**PROBLEM REQUIREMENTS**
Show every line that has the string "screenshot" in it.

**RECORDS TO PROCESS**
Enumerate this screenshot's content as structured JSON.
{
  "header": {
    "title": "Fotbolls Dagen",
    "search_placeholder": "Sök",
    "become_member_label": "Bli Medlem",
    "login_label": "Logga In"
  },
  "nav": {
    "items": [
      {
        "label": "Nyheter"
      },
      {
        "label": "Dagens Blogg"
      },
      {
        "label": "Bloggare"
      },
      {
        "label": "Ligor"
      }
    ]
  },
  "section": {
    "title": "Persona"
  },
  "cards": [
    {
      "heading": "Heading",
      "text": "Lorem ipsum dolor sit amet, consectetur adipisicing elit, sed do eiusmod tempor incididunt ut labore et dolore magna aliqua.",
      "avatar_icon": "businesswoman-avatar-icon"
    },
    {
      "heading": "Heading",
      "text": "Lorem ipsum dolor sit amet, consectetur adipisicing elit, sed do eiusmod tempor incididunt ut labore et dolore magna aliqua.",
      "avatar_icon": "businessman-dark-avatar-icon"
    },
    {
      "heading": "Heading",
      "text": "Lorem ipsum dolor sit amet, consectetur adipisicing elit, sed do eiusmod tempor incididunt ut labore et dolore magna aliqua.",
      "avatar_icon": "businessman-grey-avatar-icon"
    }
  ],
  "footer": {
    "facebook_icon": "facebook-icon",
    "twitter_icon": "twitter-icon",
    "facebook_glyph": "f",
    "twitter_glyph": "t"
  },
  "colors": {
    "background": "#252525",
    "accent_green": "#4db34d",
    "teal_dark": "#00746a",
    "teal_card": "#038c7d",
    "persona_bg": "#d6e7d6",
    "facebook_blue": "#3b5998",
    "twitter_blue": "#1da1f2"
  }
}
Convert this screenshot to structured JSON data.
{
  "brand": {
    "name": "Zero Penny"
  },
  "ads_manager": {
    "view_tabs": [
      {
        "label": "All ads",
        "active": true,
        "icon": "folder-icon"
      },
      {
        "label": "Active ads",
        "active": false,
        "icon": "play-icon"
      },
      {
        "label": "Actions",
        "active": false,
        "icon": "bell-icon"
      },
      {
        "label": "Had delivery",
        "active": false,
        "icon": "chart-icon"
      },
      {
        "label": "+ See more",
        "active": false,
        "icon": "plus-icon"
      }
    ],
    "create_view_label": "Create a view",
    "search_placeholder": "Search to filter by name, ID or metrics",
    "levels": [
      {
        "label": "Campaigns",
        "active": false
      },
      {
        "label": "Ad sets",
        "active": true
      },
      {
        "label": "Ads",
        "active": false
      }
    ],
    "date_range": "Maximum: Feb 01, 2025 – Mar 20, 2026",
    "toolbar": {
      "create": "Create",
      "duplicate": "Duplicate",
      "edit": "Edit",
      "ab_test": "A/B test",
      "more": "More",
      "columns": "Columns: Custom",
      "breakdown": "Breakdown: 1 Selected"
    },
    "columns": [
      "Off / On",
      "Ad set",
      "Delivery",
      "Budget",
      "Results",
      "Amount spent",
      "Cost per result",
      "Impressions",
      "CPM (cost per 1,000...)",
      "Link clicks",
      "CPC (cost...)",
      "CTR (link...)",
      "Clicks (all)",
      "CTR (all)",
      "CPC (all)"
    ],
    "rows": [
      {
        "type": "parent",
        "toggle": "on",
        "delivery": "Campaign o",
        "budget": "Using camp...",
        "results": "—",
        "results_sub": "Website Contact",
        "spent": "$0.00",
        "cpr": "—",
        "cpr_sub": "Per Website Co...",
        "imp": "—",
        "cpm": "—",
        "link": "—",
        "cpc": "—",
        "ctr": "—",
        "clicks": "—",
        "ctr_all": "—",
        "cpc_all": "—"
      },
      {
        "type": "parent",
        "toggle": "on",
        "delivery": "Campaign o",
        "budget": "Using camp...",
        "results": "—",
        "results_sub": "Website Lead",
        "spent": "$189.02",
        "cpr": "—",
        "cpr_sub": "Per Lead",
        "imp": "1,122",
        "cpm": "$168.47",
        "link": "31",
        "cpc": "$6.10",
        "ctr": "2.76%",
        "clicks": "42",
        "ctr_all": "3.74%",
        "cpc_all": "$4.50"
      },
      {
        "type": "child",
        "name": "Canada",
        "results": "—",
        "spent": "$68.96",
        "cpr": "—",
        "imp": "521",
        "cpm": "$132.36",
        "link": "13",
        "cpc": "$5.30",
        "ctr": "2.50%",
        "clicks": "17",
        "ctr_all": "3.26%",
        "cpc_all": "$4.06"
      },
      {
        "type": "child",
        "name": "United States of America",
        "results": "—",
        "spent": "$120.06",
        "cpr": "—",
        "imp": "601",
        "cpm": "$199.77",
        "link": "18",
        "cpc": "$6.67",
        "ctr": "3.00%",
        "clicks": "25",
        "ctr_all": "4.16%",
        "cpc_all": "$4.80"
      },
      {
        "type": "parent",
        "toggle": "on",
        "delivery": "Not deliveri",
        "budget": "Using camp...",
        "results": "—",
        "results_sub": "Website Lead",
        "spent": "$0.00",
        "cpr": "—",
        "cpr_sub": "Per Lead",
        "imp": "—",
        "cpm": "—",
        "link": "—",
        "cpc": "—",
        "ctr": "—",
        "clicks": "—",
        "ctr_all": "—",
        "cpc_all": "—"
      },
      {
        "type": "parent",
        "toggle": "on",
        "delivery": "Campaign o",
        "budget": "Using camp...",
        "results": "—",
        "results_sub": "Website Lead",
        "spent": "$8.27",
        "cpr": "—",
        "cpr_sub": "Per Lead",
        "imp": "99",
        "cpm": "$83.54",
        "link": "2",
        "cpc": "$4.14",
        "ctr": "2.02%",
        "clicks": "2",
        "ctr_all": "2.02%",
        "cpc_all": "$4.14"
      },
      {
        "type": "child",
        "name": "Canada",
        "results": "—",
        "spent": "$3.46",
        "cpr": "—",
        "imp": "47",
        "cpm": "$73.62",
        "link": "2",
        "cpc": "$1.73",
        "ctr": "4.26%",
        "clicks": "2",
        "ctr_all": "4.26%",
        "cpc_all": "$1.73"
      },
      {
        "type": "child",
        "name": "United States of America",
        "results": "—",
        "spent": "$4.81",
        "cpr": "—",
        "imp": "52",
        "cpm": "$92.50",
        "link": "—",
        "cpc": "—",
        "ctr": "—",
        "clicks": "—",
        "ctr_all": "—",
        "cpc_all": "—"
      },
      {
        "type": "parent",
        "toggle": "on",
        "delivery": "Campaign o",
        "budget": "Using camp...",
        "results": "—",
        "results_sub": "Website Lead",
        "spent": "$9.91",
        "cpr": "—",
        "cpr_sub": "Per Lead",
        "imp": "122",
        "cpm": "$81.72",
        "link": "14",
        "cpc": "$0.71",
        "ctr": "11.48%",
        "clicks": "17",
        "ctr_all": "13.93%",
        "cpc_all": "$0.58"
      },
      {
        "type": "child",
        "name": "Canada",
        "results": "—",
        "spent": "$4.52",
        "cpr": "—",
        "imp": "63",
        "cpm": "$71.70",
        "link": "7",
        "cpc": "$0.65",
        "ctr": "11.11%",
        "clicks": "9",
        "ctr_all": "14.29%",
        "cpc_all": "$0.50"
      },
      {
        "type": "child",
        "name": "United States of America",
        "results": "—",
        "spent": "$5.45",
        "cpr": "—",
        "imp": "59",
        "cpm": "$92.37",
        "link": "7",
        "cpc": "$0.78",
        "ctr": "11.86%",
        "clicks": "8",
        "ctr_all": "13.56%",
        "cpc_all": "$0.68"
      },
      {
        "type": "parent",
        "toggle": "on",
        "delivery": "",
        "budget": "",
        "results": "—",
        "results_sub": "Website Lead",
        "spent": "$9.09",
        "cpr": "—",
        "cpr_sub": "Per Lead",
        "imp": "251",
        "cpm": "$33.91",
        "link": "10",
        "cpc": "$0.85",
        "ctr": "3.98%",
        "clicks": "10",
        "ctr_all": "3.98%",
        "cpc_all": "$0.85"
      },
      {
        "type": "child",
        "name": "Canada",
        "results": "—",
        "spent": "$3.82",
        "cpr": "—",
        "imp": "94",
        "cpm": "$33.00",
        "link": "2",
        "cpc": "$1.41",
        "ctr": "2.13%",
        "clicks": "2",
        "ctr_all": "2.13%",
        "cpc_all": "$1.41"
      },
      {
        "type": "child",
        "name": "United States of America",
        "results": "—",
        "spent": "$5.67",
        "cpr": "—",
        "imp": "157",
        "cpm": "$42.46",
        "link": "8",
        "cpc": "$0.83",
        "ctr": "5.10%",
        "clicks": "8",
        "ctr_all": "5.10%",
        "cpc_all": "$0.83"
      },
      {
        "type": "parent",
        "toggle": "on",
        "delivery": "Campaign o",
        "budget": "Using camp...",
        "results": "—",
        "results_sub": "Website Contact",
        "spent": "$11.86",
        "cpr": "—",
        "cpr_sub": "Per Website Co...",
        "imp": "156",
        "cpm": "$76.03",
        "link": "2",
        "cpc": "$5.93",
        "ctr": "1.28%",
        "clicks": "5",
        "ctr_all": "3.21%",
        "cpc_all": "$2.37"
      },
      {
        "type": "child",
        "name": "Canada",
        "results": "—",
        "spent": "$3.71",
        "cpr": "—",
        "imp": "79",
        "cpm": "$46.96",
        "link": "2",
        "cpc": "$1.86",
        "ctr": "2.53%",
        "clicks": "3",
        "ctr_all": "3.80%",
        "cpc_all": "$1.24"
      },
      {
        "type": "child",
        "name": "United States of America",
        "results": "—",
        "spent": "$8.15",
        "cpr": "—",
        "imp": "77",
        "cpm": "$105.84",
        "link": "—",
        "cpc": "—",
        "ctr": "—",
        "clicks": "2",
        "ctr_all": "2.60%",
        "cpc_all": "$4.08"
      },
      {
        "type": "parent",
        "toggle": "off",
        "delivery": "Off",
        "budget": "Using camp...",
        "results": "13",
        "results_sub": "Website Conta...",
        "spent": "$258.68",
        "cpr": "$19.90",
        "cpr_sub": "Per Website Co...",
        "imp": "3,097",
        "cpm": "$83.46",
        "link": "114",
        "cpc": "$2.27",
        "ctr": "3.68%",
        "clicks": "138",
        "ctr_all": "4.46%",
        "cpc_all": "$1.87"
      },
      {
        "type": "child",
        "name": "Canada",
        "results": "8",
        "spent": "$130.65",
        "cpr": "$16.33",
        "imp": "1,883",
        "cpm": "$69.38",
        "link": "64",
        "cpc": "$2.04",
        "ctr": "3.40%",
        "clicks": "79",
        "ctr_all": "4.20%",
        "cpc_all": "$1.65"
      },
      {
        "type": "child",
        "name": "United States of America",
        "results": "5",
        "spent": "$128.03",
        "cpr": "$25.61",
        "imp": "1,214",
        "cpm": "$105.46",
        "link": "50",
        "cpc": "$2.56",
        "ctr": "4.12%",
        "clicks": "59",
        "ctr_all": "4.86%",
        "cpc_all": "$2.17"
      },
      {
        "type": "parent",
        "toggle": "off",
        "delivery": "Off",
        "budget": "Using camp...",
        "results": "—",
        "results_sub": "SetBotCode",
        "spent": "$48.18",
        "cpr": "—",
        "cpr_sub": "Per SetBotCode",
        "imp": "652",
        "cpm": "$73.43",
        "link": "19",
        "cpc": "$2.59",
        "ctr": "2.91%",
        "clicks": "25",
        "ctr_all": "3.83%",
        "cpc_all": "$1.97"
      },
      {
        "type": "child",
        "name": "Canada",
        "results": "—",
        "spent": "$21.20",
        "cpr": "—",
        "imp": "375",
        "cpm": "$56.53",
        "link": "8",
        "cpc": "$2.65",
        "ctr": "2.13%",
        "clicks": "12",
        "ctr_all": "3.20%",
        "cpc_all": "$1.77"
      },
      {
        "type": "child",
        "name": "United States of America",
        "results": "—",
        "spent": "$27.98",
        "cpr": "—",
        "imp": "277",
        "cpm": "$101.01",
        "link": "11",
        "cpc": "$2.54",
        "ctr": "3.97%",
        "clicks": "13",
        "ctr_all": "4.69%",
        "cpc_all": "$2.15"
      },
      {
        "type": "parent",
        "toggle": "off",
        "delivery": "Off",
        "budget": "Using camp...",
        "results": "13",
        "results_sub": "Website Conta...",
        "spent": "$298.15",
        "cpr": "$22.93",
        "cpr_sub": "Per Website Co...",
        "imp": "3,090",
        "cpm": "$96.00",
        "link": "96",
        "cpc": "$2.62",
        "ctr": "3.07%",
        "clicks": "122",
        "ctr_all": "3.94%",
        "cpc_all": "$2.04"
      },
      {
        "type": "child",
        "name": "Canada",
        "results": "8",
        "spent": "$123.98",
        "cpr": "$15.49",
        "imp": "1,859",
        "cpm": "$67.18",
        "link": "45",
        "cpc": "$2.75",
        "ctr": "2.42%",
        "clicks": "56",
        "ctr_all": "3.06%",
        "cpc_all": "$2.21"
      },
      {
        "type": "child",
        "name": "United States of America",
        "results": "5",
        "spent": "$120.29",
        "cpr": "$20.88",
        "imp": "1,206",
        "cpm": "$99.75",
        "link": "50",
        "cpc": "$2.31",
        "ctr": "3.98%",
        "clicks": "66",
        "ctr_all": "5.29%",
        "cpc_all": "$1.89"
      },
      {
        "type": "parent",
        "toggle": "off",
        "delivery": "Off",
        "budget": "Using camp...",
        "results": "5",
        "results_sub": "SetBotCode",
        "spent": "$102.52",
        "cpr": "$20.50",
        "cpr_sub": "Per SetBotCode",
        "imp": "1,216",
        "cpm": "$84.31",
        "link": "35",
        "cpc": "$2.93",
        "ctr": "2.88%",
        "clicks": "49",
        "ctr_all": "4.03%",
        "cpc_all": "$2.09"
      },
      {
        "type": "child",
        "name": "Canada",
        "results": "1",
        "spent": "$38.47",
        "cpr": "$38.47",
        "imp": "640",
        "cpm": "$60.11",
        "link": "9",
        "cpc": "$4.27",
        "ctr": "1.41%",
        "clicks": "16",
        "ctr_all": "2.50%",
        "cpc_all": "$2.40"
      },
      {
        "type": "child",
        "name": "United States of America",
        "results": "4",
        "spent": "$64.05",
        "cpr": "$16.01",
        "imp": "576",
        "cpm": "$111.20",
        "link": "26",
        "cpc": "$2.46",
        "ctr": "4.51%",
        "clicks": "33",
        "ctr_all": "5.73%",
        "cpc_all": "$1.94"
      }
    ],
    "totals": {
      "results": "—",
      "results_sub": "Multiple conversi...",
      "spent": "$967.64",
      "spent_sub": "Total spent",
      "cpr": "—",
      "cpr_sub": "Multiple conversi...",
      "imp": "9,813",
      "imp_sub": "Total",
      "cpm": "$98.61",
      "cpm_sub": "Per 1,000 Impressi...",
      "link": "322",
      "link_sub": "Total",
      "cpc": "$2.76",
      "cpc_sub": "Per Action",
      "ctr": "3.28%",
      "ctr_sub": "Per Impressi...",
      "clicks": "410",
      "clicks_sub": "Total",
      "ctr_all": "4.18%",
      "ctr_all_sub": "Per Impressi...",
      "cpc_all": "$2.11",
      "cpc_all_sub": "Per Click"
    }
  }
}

**THE SOLUTION**
Enumerate this screenshot's content as structured JSON.
Convert this screenshot to structured JSON data.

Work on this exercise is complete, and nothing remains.